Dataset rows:
——
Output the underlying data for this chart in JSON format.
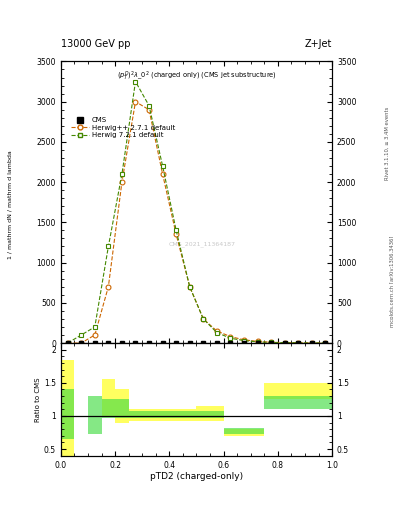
{
  "title_top_left": "13000 GeV pp",
  "title_top_right": "Z+Jet",
  "plot_subtitle": "$(p_T^D)^2\\lambda\\_0^2$ (charged only) (CMS jet substructure)",
  "watermark": "CMS_2021_11364187",
  "xlabel": "pTD2 (charged-only)",
  "ylabel_ratio": "Ratio to CMS",
  "right_label1": "Rivet 3.1.10, ≥ 3.4M events",
  "right_label2": "mcplots.cern.ch [arXiv:1306.3436]",
  "herwig_pp_color": "#cc6600",
  "herwig7_color": "#448800",
  "xlim": [
    0,
    1
  ],
  "ylim_main": [
    0,
    3500
  ],
  "ylim_ratio": [
    0.4,
    2.1
  ],
  "bin_edges": [
    0.0,
    0.05,
    0.1,
    0.15,
    0.2,
    0.25,
    0.3,
    0.35,
    0.4,
    0.45,
    0.5,
    0.55,
    0.6,
    0.65,
    0.7,
    0.75,
    0.8,
    0.85,
    0.9,
    0.95,
    1.0
  ],
  "cms_xc": [
    0.025,
    0.075,
    0.125,
    0.175,
    0.225,
    0.275,
    0.325,
    0.375,
    0.425,
    0.475,
    0.525,
    0.575,
    0.625,
    0.675,
    0.725,
    0.775,
    0.825,
    0.875,
    0.925,
    0.975
  ],
  "cms_yc": [
    0,
    0,
    0,
    0,
    0,
    0,
    0,
    0,
    0,
    0,
    0,
    0,
    0,
    0,
    0,
    0,
    0,
    0,
    0,
    0
  ],
  "hpp_xc": [
    0.025,
    0.075,
    0.125,
    0.175,
    0.225,
    0.275,
    0.325,
    0.375,
    0.425,
    0.475,
    0.525,
    0.575,
    0.625,
    0.675,
    0.725,
    0.775,
    0.825,
    0.875,
    0.925,
    0.975
  ],
  "hpp_yc": [
    0,
    0,
    100,
    700,
    2000,
    3000,
    2900,
    2100,
    1350,
    700,
    300,
    150,
    80,
    40,
    20,
    10,
    5,
    3,
    1,
    0
  ],
  "h7_xc": [
    0.025,
    0.075,
    0.125,
    0.175,
    0.225,
    0.275,
    0.325,
    0.375,
    0.425,
    0.475,
    0.525,
    0.575,
    0.625,
    0.675,
    0.725,
    0.775,
    0.825,
    0.875,
    0.925,
    0.975
  ],
  "h7_yc": [
    0,
    100,
    200,
    1200,
    2100,
    3250,
    2950,
    2200,
    1400,
    700,
    300,
    130,
    60,
    30,
    15,
    7,
    4,
    2,
    1,
    0
  ],
  "yticks_main": [
    0,
    500,
    1000,
    1500,
    2000,
    2500,
    3000,
    3500
  ],
  "ratio_bin_edges": [
    0.0,
    0.05,
    0.1,
    0.15,
    0.2,
    0.25,
    0.3,
    0.35,
    0.4,
    0.45,
    0.5,
    0.55,
    0.6,
    0.65,
    0.7,
    0.75,
    0.8,
    0.85,
    0.9,
    0.95,
    1.0
  ],
  "yellow_lo": [
    0.4,
    1.0,
    1.0,
    1.0,
    0.9,
    0.93,
    0.93,
    0.93,
    0.93,
    0.93,
    0.93,
    0.93,
    0.7,
    0.7,
    0.7,
    1.25,
    1.25,
    1.25,
    1.25,
    1.25
  ],
  "yellow_hi": [
    1.85,
    1.0,
    1.0,
    1.55,
    1.4,
    1.1,
    1.1,
    1.1,
    1.1,
    1.1,
    1.15,
    1.15,
    0.8,
    0.8,
    0.8,
    1.5,
    1.5,
    1.5,
    1.5,
    1.5
  ],
  "green_lo": [
    0.65,
    1.0,
    0.72,
    0.97,
    0.97,
    0.97,
    0.97,
    0.97,
    0.97,
    0.97,
    0.97,
    0.97,
    0.72,
    0.72,
    0.72,
    1.1,
    1.1,
    1.1,
    1.1,
    1.1
  ],
  "green_hi": [
    1.4,
    1.0,
    1.3,
    1.25,
    1.25,
    1.07,
    1.07,
    1.07,
    1.07,
    1.07,
    1.07,
    1.07,
    0.82,
    0.82,
    0.82,
    1.3,
    1.3,
    1.3,
    1.3,
    1.3
  ]
}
——
Your task: Your task is to repeat the data above exactly while excluding the pictures.

Response to this exercise:
Output the underlying data for this chart in JSON format.
{
  "title_top_left": "13000 GeV pp",
  "title_top_right": "Z+Jet",
  "plot_subtitle": "$(p_T^D)^2\\lambda\\_0^2$ (charged only) (CMS jet substructure)",
  "watermark": "CMS_2021_11364187",
  "xlabel": "pTD2 (charged-only)",
  "ylabel_ratio": "Ratio to CMS",
  "right_label1": "Rivet 3.1.10, ≥ 3.4M events",
  "right_label2": "mcplots.cern.ch [arXiv:1306.3436]",
  "herwig_pp_color": "#cc6600",
  "herwig7_color": "#448800",
  "xlim": [
    0,
    1
  ],
  "ylim_main": [
    0,
    3500
  ],
  "ylim_ratio": [
    0.4,
    2.1
  ],
  "bin_edges": [
    0.0,
    0.05,
    0.1,
    0.15,
    0.2,
    0.25,
    0.3,
    0.35,
    0.4,
    0.45,
    0.5,
    0.55,
    0.6,
    0.65,
    0.7,
    0.75,
    0.8,
    0.85,
    0.9,
    0.95,
    1.0
  ],
  "cms_xc": [
    0.025,
    0.075,
    0.125,
    0.175,
    0.225,
    0.275,
    0.325,
    0.375,
    0.425,
    0.475,
    0.525,
    0.575,
    0.625,
    0.675,
    0.725,
    0.775,
    0.825,
    0.875,
    0.925,
    0.975
  ],
  "cms_yc": [
    0,
    0,
    0,
    0,
    0,
    0,
    0,
    0,
    0,
    0,
    0,
    0,
    0,
    0,
    0,
    0,
    0,
    0,
    0,
    0
  ],
  "hpp_xc": [
    0.025,
    0.075,
    0.125,
    0.175,
    0.225,
    0.275,
    0.325,
    0.375,
    0.425,
    0.475,
    0.525,
    0.575,
    0.625,
    0.675,
    0.725,
    0.775,
    0.825,
    0.875,
    0.925,
    0.975
  ],
  "hpp_yc": [
    0,
    0,
    100,
    700,
    2000,
    3000,
    2900,
    2100,
    1350,
    700,
    300,
    150,
    80,
    40,
    20,
    10,
    5,
    3,
    1,
    0
  ],
  "h7_xc": [
    0.025,
    0.075,
    0.125,
    0.175,
    0.225,
    0.275,
    0.325,
    0.375,
    0.425,
    0.475,
    0.525,
    0.575,
    0.625,
    0.675,
    0.725,
    0.775,
    0.825,
    0.875,
    0.925,
    0.975
  ],
  "h7_yc": [
    0,
    100,
    200,
    1200,
    2100,
    3250,
    2950,
    2200,
    1400,
    700,
    300,
    130,
    60,
    30,
    15,
    7,
    4,
    2,
    1,
    0
  ],
  "yticks_main": [
    0,
    500,
    1000,
    1500,
    2000,
    2500,
    3000,
    3500
  ],
  "ratio_bin_edges": [
    0.0,
    0.05,
    0.1,
    0.15,
    0.2,
    0.25,
    0.3,
    0.35,
    0.4,
    0.45,
    0.5,
    0.55,
    0.6,
    0.65,
    0.7,
    0.75,
    0.8,
    0.85,
    0.9,
    0.95,
    1.0
  ],
  "yellow_lo": [
    0.4,
    1.0,
    1.0,
    1.0,
    0.9,
    0.93,
    0.93,
    0.93,
    0.93,
    0.93,
    0.93,
    0.93,
    0.7,
    0.7,
    0.7,
    1.25,
    1.25,
    1.25,
    1.25,
    1.25
  ],
  "yellow_hi": [
    1.85,
    1.0,
    1.0,
    1.55,
    1.4,
    1.1,
    1.1,
    1.1,
    1.1,
    1.1,
    1.15,
    1.15,
    0.8,
    0.8,
    0.8,
    1.5,
    1.5,
    1.5,
    1.5,
    1.5
  ],
  "green_lo": [
    0.65,
    1.0,
    0.72,
    0.97,
    0.97,
    0.97,
    0.97,
    0.97,
    0.97,
    0.97,
    0.97,
    0.97,
    0.72,
    0.72,
    0.72,
    1.1,
    1.1,
    1.1,
    1.1,
    1.1
  ],
  "green_hi": [
    1.4,
    1.0,
    1.3,
    1.25,
    1.25,
    1.07,
    1.07,
    1.07,
    1.07,
    1.07,
    1.07,
    1.07,
    0.82,
    0.82,
    0.82,
    1.3,
    1.3,
    1.3,
    1.3,
    1.3
  ]
}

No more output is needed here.